- **The problem**: Select lines where the word "this" appears.
# Start of The input
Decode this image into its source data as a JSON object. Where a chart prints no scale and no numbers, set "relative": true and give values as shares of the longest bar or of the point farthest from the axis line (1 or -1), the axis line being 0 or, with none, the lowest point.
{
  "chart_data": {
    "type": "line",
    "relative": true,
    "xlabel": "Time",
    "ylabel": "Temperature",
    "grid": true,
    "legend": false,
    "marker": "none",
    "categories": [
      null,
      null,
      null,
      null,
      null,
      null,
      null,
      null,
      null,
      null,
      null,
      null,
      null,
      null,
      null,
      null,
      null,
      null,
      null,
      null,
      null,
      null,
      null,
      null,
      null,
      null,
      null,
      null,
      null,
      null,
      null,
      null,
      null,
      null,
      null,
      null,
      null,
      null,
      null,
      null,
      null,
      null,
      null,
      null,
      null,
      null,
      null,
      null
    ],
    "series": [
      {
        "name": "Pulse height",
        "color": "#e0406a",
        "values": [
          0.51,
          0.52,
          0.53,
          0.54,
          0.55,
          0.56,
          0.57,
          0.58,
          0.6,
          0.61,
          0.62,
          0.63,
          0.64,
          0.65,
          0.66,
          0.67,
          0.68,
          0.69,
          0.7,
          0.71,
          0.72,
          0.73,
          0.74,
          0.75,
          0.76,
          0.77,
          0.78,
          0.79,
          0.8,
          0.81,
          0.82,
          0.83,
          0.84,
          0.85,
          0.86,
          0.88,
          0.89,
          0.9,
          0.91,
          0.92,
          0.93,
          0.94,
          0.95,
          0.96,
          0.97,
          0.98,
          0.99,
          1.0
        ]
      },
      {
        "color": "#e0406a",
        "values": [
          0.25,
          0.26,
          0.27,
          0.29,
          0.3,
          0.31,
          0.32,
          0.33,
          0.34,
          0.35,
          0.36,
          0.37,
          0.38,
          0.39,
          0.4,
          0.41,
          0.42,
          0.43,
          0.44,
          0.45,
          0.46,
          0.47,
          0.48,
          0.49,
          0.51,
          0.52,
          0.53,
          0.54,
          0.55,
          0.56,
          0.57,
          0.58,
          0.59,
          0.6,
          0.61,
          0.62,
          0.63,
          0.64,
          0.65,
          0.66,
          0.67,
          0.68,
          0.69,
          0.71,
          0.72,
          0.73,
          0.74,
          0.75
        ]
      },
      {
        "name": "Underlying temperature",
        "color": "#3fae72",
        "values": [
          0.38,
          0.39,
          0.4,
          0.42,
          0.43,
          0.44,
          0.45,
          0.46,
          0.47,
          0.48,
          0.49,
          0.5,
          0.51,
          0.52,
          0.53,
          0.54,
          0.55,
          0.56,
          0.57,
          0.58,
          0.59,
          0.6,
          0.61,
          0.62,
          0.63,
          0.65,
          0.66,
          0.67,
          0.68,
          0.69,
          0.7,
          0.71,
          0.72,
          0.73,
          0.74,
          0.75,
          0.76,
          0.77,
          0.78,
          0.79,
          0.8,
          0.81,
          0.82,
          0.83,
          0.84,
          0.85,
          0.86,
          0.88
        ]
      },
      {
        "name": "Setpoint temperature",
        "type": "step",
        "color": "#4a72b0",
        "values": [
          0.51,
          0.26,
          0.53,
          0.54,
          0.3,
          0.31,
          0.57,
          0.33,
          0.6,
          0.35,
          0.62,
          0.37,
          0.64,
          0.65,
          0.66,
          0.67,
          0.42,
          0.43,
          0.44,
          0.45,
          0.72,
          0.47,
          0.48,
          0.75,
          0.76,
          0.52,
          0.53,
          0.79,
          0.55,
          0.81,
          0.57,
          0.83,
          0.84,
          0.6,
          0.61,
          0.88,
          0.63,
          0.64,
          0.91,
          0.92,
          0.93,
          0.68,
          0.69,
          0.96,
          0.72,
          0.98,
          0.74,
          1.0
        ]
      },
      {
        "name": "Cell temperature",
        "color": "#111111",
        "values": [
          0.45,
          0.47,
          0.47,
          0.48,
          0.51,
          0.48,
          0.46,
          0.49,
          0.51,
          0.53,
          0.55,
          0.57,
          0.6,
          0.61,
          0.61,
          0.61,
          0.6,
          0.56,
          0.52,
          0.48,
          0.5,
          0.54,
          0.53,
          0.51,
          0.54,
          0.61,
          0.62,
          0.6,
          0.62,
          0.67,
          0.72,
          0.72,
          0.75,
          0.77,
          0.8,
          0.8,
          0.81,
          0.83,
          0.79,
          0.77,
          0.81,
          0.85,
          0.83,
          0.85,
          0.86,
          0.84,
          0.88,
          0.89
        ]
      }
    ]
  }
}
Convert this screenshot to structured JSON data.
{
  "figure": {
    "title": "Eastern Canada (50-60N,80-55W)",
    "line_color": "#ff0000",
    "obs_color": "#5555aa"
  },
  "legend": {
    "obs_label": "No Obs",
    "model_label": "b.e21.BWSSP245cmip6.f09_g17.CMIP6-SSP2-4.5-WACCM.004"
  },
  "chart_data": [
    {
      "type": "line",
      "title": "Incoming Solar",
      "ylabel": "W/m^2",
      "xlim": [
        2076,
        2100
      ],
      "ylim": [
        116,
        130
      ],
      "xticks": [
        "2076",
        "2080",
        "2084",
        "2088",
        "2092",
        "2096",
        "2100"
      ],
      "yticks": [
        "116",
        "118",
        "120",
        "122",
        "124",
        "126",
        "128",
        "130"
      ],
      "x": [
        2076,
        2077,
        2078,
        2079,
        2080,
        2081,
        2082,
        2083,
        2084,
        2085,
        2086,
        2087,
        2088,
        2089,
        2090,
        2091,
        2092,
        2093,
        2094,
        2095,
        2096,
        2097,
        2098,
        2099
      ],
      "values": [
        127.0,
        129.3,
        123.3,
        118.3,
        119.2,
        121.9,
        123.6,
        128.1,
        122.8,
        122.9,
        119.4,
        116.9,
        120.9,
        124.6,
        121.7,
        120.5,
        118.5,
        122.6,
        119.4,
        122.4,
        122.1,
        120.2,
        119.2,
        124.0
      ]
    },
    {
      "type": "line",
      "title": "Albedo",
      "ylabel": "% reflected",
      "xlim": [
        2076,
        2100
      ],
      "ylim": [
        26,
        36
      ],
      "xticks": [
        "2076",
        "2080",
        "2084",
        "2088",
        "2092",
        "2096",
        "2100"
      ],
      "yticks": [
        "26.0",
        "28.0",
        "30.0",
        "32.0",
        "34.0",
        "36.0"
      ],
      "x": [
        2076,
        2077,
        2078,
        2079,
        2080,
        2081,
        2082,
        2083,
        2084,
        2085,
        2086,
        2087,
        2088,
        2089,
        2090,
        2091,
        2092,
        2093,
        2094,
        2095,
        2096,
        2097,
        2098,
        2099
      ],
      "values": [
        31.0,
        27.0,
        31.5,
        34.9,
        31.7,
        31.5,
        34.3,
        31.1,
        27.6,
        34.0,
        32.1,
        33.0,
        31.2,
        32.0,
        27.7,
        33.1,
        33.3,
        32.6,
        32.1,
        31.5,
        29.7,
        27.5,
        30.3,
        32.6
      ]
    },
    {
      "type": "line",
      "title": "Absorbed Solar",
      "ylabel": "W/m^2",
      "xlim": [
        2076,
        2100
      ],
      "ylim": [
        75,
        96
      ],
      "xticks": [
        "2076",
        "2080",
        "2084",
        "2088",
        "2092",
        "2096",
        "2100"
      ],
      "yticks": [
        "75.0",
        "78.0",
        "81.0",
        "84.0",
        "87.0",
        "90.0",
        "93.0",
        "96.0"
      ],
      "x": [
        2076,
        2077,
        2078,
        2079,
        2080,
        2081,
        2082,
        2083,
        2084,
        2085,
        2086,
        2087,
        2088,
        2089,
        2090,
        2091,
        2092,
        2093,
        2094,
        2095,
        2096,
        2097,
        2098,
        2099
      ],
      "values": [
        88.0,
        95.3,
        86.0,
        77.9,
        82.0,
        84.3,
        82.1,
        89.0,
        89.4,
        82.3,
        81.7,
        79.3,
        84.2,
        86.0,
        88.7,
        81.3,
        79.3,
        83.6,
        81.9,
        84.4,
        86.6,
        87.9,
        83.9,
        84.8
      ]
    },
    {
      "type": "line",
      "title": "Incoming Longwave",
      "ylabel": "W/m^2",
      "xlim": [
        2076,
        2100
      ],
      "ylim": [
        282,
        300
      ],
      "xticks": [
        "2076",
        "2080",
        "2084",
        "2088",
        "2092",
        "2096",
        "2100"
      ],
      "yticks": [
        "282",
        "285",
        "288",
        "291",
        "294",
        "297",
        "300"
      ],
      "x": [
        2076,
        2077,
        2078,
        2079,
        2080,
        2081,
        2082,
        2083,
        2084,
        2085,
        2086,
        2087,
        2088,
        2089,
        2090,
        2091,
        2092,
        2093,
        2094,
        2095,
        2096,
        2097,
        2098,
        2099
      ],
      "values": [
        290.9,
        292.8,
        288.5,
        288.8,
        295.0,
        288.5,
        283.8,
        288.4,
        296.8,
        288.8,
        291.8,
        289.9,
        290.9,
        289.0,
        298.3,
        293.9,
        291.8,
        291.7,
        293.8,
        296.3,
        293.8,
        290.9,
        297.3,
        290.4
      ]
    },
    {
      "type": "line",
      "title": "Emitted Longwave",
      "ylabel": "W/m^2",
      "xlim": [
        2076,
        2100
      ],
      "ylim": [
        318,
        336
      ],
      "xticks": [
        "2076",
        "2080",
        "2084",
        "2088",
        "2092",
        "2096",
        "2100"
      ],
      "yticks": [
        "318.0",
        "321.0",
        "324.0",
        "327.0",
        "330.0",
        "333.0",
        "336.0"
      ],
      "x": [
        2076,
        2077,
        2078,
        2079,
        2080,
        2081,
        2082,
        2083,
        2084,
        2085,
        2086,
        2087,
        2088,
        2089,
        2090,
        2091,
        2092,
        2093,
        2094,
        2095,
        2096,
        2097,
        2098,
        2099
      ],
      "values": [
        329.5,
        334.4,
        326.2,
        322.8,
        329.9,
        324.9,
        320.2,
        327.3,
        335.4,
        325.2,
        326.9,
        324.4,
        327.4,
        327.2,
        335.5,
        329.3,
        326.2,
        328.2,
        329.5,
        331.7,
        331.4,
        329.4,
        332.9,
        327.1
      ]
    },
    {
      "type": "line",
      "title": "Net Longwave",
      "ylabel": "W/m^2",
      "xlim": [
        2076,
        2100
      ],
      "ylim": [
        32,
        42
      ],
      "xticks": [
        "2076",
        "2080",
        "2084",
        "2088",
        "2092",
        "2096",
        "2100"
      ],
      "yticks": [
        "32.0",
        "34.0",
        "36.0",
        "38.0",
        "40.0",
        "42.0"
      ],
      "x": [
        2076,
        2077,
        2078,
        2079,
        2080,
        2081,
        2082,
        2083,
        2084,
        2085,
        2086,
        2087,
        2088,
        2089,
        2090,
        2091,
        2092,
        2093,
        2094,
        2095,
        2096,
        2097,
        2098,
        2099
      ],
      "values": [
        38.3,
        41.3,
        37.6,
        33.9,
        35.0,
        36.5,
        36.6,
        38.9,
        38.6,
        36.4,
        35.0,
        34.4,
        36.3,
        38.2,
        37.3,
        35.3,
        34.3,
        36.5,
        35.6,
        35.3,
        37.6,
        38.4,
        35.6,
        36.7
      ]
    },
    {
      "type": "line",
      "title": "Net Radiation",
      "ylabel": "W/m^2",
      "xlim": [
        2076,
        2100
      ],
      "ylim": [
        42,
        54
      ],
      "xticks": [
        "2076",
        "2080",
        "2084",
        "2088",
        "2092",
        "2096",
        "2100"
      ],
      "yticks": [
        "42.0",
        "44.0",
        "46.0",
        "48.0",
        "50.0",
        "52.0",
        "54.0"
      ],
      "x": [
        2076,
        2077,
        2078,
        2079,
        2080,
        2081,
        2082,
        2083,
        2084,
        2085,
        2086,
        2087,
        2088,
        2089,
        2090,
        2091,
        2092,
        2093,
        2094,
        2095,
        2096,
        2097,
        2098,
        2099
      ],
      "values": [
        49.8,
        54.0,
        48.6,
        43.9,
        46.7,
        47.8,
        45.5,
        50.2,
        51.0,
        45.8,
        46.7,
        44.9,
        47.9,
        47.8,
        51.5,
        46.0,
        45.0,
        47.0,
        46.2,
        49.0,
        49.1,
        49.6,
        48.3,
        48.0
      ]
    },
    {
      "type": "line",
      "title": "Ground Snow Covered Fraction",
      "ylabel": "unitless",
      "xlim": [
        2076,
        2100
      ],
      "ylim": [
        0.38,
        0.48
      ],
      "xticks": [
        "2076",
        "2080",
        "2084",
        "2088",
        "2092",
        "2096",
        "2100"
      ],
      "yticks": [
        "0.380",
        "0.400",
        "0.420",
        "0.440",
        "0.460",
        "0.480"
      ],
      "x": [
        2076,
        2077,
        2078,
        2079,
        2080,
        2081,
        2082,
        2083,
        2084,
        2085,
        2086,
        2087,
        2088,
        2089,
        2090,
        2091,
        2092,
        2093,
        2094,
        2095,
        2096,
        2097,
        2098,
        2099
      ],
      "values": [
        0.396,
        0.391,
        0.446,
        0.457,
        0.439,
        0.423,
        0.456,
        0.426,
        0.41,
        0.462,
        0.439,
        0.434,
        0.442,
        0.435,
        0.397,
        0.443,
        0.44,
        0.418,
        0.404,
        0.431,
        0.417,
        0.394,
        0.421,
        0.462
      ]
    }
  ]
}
# End of The input
- **Complete answer**:
Decode this image into its source data as a JSON object. Where a chart prints no scale and no numbers, set "relative": true and give values as shares of the longest bar or of the point farthest from the axis line (1 or -1), the axis line being 0 or, with none, the lowest point.
Convert this screenshot to structured JSON data.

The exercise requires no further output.